(What the exercise asks) Compile every line that includes the word "области".

**** Exercise material

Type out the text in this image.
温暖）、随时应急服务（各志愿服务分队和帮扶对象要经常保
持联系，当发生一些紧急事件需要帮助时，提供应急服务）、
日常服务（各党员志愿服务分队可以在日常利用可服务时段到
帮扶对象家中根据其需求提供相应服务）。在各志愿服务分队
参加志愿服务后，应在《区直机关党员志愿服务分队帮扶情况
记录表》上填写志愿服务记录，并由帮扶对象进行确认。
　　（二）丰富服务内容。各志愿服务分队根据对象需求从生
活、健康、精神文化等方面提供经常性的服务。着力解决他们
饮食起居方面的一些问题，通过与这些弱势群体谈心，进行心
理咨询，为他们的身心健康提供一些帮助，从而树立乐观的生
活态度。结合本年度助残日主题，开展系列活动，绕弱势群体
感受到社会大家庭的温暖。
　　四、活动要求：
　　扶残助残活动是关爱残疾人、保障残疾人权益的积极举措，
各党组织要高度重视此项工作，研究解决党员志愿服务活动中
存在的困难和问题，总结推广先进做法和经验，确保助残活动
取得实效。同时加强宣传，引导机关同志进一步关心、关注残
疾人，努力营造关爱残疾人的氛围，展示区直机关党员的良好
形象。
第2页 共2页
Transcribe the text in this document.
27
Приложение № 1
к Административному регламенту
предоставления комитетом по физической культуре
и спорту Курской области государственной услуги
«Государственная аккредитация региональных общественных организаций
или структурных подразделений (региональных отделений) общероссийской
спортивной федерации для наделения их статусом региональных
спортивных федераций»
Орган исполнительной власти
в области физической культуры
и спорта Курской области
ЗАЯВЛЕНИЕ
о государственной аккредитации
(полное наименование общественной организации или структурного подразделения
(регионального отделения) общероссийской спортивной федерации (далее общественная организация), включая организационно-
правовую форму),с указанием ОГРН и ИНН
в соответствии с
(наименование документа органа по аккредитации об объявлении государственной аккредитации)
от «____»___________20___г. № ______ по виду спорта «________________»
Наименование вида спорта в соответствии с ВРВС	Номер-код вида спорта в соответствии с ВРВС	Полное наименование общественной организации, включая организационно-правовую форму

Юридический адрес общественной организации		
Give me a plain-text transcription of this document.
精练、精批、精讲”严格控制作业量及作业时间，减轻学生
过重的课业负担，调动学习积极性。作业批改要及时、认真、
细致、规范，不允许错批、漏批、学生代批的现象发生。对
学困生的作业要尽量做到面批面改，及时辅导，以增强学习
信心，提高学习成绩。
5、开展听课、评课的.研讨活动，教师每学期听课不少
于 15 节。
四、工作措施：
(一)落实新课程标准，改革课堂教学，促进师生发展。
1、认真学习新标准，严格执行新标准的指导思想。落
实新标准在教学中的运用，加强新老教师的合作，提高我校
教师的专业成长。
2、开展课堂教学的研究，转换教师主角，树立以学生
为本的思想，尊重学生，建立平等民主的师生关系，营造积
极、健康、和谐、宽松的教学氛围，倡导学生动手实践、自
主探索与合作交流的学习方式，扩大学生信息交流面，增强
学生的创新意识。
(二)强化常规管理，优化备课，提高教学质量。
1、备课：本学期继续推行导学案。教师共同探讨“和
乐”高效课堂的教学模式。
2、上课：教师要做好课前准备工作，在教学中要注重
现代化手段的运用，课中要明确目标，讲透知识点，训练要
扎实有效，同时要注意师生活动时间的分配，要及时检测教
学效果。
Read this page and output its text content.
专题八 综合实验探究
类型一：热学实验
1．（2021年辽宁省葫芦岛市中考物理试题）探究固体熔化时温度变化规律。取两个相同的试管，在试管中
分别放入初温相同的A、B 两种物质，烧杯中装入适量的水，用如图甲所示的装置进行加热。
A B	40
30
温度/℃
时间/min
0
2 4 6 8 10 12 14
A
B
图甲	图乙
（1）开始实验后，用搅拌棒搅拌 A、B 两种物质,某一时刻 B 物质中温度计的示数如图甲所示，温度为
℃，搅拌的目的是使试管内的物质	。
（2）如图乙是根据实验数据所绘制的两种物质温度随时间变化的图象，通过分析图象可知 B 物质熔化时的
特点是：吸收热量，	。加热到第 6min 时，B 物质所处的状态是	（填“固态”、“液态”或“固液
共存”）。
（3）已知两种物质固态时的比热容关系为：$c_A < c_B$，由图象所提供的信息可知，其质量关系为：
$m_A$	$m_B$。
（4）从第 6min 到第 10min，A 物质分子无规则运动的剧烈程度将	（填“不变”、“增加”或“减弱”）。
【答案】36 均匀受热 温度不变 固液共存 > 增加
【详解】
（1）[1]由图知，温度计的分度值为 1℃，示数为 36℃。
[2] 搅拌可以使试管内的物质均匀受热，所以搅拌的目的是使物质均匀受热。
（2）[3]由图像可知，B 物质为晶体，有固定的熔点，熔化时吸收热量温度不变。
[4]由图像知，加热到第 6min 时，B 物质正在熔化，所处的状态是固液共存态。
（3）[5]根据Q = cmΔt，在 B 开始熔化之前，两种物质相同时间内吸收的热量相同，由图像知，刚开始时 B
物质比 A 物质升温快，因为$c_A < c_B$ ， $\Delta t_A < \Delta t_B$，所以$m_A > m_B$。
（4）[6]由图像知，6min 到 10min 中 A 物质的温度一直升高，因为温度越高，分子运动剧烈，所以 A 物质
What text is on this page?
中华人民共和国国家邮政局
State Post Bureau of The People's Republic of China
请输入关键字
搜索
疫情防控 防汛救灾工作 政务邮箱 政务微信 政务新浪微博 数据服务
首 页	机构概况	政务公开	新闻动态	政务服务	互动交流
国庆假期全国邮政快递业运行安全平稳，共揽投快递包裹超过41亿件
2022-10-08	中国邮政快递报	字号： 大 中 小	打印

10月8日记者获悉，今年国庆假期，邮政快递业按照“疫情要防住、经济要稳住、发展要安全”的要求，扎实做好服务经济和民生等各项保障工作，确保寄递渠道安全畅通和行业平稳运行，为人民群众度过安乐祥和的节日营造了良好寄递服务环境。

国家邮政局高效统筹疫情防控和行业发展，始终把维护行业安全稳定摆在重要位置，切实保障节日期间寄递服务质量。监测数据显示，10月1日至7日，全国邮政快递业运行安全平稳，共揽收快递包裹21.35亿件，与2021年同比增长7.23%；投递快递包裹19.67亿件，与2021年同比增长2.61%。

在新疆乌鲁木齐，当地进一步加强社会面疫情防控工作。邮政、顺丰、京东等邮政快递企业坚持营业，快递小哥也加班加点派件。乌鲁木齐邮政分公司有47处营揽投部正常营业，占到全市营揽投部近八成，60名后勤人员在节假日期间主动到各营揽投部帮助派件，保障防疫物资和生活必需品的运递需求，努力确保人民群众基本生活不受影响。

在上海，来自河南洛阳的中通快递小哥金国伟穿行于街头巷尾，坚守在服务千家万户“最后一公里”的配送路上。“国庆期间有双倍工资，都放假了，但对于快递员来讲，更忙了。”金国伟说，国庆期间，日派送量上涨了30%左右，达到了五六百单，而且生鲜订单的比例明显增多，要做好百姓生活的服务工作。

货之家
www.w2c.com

********

(Output of the task)
и спорту Курской области государственной услуги
в области физической культуры
и спорта Курской области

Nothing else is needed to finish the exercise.